Instructions for the task →
Scan the lines below for the string "przeciwlotniczymi" and report how many lines contain it, giving only the number.

▼

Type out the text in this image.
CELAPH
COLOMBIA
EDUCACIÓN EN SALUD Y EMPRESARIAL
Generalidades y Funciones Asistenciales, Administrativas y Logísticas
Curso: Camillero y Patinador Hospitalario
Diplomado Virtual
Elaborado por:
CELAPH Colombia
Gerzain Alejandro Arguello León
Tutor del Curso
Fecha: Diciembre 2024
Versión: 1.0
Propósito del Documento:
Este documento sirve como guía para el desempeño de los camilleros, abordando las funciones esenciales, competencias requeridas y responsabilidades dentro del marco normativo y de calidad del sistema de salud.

▲
▼

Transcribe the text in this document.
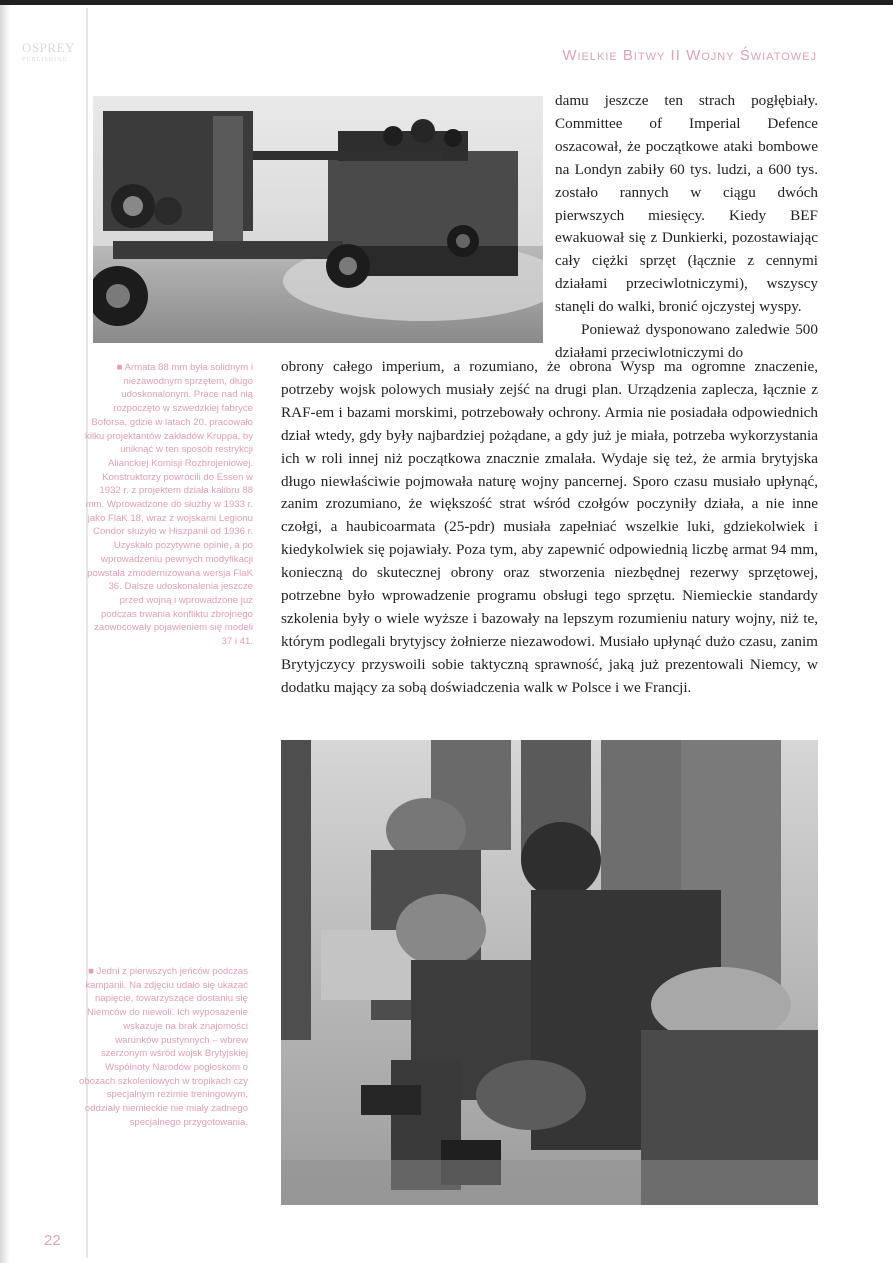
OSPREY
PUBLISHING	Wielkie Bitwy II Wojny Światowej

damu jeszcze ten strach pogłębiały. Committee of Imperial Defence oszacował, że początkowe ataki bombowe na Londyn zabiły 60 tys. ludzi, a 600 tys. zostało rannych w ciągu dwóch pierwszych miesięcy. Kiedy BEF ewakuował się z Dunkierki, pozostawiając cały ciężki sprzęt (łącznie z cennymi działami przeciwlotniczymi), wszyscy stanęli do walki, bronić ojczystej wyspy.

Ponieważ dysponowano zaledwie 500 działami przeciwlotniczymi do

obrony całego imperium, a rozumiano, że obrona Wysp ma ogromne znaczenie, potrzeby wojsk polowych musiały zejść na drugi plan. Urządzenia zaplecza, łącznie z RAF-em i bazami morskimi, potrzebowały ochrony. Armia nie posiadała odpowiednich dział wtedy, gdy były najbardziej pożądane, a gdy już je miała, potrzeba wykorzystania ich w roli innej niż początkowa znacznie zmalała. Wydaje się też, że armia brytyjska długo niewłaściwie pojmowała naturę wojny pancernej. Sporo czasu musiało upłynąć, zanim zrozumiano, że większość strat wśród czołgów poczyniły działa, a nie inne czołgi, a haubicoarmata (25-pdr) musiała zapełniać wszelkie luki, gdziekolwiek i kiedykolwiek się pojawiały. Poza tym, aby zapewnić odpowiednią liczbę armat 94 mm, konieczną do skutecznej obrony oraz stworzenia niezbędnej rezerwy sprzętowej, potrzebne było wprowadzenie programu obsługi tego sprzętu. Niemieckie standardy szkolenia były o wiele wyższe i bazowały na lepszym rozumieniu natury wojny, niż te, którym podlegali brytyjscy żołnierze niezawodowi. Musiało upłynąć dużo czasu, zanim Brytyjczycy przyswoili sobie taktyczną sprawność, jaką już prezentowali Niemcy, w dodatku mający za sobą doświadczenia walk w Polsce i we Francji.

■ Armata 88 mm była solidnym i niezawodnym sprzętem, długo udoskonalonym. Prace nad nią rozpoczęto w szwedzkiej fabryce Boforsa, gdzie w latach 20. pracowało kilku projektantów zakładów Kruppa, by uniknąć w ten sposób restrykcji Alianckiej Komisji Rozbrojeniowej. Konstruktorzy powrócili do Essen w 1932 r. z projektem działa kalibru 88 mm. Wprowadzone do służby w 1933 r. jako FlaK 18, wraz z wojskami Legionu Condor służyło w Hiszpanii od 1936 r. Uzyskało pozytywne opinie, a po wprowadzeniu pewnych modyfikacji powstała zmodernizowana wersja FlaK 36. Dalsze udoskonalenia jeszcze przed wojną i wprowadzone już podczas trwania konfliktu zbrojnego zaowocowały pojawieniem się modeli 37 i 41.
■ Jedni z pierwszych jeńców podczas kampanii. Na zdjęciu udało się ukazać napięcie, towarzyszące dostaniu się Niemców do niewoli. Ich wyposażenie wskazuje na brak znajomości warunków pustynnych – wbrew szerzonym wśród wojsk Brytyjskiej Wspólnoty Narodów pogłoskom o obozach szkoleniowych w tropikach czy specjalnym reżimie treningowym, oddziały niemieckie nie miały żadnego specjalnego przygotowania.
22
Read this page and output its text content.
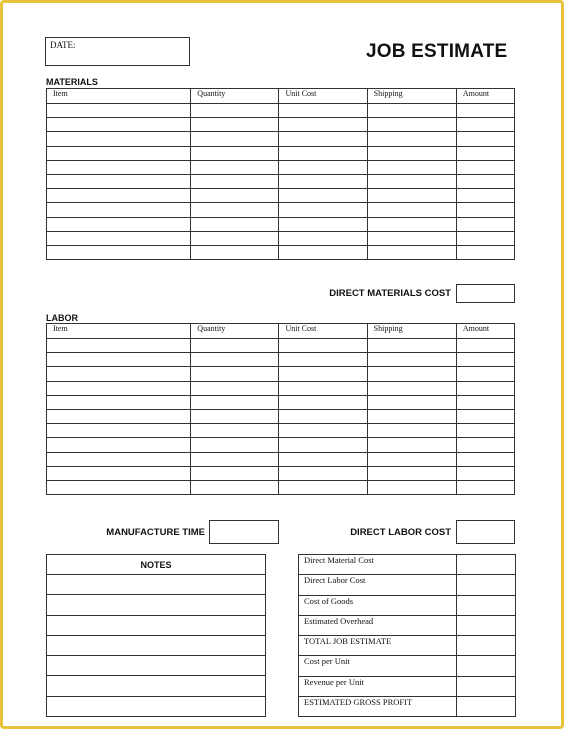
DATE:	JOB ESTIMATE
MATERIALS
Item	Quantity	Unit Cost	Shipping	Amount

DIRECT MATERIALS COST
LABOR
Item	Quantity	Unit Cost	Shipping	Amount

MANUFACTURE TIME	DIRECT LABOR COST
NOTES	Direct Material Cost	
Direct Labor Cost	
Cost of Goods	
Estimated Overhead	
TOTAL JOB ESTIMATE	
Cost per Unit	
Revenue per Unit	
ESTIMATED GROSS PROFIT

▲

Correct response →
2